### AVAILABLE RECORDS
==*==

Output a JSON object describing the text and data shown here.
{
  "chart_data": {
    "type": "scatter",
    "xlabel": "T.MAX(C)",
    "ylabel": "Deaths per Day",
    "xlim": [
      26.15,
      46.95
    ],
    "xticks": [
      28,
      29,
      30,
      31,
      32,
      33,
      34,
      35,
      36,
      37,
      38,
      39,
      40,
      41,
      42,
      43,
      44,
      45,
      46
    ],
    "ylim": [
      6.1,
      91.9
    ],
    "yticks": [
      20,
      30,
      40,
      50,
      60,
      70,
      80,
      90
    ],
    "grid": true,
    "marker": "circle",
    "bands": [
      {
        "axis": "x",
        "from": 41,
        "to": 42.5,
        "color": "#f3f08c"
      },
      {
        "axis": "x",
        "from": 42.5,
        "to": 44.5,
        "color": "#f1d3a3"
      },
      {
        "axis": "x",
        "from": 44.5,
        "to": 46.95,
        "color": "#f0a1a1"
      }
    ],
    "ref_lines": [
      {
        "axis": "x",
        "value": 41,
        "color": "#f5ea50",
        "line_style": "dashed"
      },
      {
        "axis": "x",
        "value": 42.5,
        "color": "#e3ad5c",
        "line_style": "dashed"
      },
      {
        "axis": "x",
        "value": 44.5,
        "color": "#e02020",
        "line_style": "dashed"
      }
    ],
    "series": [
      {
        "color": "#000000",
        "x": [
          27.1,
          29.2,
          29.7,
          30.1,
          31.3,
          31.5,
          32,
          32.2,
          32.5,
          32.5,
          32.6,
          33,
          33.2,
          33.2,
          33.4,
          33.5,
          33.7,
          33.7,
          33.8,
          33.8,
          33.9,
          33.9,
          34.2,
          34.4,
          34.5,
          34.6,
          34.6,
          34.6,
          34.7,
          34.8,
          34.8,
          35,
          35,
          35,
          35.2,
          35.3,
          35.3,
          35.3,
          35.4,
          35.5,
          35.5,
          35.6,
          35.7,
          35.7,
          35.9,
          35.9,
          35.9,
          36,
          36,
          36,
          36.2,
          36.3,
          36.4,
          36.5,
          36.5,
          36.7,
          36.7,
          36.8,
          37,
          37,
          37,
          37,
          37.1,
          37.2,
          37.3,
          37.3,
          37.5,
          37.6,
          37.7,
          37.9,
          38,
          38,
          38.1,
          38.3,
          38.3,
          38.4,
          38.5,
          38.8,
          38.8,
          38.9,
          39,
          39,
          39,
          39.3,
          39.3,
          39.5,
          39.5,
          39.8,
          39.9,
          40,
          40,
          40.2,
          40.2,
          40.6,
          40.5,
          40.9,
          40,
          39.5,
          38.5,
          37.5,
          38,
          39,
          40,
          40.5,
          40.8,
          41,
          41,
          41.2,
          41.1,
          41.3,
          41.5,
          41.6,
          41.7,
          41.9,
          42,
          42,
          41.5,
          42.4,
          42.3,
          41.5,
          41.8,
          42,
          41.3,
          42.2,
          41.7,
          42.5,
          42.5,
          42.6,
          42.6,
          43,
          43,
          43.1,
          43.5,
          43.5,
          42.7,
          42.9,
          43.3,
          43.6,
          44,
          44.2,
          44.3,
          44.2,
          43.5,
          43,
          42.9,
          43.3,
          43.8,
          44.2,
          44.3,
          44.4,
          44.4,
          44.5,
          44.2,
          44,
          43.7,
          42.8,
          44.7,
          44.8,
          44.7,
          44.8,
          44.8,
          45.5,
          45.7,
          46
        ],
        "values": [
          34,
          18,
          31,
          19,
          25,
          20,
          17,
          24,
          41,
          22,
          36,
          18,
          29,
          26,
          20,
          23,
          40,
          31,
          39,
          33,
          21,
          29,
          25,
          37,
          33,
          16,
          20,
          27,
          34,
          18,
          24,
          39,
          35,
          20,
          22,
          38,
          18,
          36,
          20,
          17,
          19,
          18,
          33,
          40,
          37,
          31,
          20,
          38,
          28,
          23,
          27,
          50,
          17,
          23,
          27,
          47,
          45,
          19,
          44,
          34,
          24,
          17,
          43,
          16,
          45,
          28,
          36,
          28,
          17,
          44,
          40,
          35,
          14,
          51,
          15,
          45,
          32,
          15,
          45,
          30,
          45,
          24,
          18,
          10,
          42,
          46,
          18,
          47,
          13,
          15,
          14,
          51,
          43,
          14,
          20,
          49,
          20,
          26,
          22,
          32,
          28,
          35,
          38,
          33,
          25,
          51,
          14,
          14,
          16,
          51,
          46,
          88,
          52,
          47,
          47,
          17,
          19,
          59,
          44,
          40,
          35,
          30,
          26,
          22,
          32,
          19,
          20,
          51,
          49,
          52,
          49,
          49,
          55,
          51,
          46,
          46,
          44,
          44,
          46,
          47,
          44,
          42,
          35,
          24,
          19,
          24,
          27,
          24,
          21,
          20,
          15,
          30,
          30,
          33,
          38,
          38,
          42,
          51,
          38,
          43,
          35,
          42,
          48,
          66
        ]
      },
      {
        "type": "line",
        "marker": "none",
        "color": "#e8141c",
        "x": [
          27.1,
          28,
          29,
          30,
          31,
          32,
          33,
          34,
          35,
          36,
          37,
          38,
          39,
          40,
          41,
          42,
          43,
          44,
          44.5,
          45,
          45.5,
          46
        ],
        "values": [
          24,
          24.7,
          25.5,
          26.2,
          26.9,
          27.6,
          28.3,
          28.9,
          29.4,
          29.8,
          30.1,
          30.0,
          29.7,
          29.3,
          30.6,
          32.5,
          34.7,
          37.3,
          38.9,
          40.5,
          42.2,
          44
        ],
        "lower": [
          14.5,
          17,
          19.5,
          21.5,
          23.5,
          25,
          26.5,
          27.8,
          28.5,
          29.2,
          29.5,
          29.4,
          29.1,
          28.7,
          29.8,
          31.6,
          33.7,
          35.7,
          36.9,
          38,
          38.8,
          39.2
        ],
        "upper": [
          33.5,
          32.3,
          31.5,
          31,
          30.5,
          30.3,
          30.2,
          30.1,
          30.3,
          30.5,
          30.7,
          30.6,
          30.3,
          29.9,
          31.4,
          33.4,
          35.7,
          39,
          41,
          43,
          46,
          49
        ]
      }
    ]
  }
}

==*==

### STATED EXERCISE
Repeat all the entries exactly as given.

### RESPONSE TO THIS TASK
Output a JSON object describing the text and data shown here.
{
  "chart_data": {
    "type": "scatter",
    "xlabel": "T.MAX(C)",
    "ylabel": "Deaths per Day",
    "xlim": [
      26.15,
      46.95
    ],
    "xticks": [
      28,
      29,
      30,
      31,
      32,
      33,
      34,
      35,
      36,
      37,
      38,
      39,
      40,
      41,
      42,
      43,
      44,
      45,
      46
    ],
    "ylim": [
      6.1,
      91.9
    ],
    "yticks": [
      20,
      30,
      40,
      50,
      60,
      70,
      80,
      90
    ],
    "grid": true,
    "marker": "circle",
    "bands": [
      {
        "axis": "x",
        "from": 41,
        "to": 42.5,
        "color": "#f3f08c"
      },
      {
        "axis": "x",
        "from": 42.5,
        "to": 44.5,
        "color": "#f1d3a3"
      },
      {
        "axis": "x",
        "from": 44.5,
        "to": 46.95,
        "color": "#f0a1a1"
      }
    ],
    "ref_lines": [
      {
        "axis": "x",
        "value": 41,
        "color": "#f5ea50",
        "line_style": "dashed"
      },
      {
        "axis": "x",
        "value": 42.5,
        "color": "#e3ad5c",
        "line_style": "dashed"
      },
      {
        "axis": "x",
        "value": 44.5,
        "color": "#e02020",
        "line_style": "dashed"
      }
    ],
    "series": [
      {
        "color": "#000000",
        "x": [
          27.1,
          29.2,
          29.7,
          30.1,
          31.3,
          31.5,
          32,
          32.2,
          32.5,
          32.5,
          32.6,
          33,
          33.2,
          33.2,
          33.4,
          33.5,
          33.7,
          33.7,
          33.8,
          33.8,
          33.9,
          33.9,
          34.2,
          34.4,
          34.5,
          34.6,
          34.6,
          34.6,
          34.7,
          34.8,
          34.8,
          35,
          35,
          35,
          35.2,
          35.3,
          35.3,
          35.3,
          35.4,
          35.5,
          35.5,
          35.6,
          35.7,
          35.7,
          35.9,
          35.9,
          35.9,
          36,
          36,
          36,
          36.2,
          36.3,
          36.4,
          36.5,
          36.5,
          36.7,
          36.7,
          36.8,
          37,
          37,
          37,
          37,
          37.1,
          37.2,
          37.3,
          37.3,
          37.5,
          37.6,
          37.7,
          37.9,
          38,
          38,
          38.1,
          38.3,
          38.3,
          38.4,
          38.5,
          38.8,
          38.8,
          38.9,
          39,
          39,
          39,
          39.3,
          39.3,
          39.5,
          39.5,
          39.8,
          39.9,
          40,
          40,
          40.2,
          40.2,
          40.6,
          40.5,
          40.9,
          40,
          39.5,
          38.5,
          37.5,
          38,
          39,
          40,
          40.5,
          40.8,
          41,
          41,
          41.2,
          41.1,
          41.3,
          41.5,
          41.6,
          41.7,
          41.9,
          42,
          42,
          41.5,
          42.4,
          42.3,
          41.5,
          41.8,
          42,
          41.3,
          42.2,
          41.7,
          42.5,
          42.5,
          42.6,
          42.6,
          43,
          43,
          43.1,
          43.5,
          43.5,
          42.7,
          42.9,
          43.3,
          43.6,
          44,
          44.2,
          44.3,
          44.2,
          43.5,
          43,
          42.9,
          43.3,
          43.8,
          44.2,
          44.3,
          44.4,
          44.4,
          44.5,
          44.2,
          44,
          43.7,
          42.8,
          44.7,
          44.8,
          44.7,
          44.8,
          44.8,
          45.5,
          45.7,
          46
        ],
        "values": [
          34,
          18,
          31,
          19,
          25,
          20,
          17,
          24,
          41,
          22,
          36,
          18,
          29,
          26,
          20,
          23,
          40,
          31,
          39,
          33,
          21,
          29,
          25,
          37,
          33,
          16,
          20,
          27,
          34,
          18,
          24,
          39,
          35,
          20,
          22,
          38,
          18,
          36,
          20,
          17,
          19,
          18,
          33,
          40,
          37,
          31,
          20,
          38,
          28,
          23,
          27,
          50,
          17,
          23,
          27,
          47,
          45,
          19,
          44,
          34,
          24,
          17,
          43,
          16,
          45,
          28,
          36,
          28,
          17,
          44,
          40,
          35,
          14,
          51,
          15,
          45,
          32,
          15,
          45,
          30,
          45,
          24,
          18,
          10,
          42,
          46,
          18,
          47,
          13,
          15,
          14,
          51,
          43,
          14,
          20,
          49,
          20,
          26,
          22,
          32,
          28,
          35,
          38,
          33,
          25,
          51,
          14,
          14,
          16,
          51,
          46,
          88,
          52,
          47,
          47,
          17,
          19,
          59,
          44,
          40,
          35,
          30,
          26,
          22,
          32,
          19,
          20,
          51,
          49,
          52,
          49,
          49,
          55,
          51,
          46,
          46,
          44,
          44,
          46,
          47,
          44,
          42,
          35,
          24,
          19,
          24,
          27,
          24,
          21,
          20,
          15,
          30,
          30,
          33,
          38,
          38,
          42,
          51,
          38,
          43,
          35,
          42,
          48,
          66
        ]
      },
      {
        "type": "line",
        "marker": "none",
        "color": "#e8141c",
        "x": [
          27.1,
          28,
          29,
          30,
          31,
          32,
          33,
          34,
          35,
          36,
          37,
          38,
          39,
          40,
          41,
          42,
          43,
          44,
          44.5,
          45,
          45.5,
          46
        ],
        "values": [
          24,
          24.7,
          25.5,
          26.2,
          26.9,
          27.6,
          28.3,
          28.9,
          29.4,
          29.8,
          30.1,
          30.0,
          29.7,
          29.3,
          30.6,
          32.5,
          34.7,
          37.3,
          38.9,
          40.5,
          42.2,
          44
        ],
        "lower": [
          14.5,
          17,
          19.5,
          21.5,
          23.5,
          25,
          26.5,
          27.8,
          28.5,
          29.2,
          29.5,
          29.4,
          29.1,
          28.7,
          29.8,
          31.6,
          33.7,
          35.7,
          36.9,
          38,
          38.8,
          39.2
        ],
        "upper": [
          33.5,
          32.3,
          31.5,
          31,
          30.5,
          30.3,
          30.2,
          30.1,
          30.3,
          30.5,
          30.7,
          30.6,
          30.3,
          29.9,
          31.4,
          33.4,
          35.7,
          39,
          41,
          43,
          46,
          49
        ]
      }
    ]
  }
}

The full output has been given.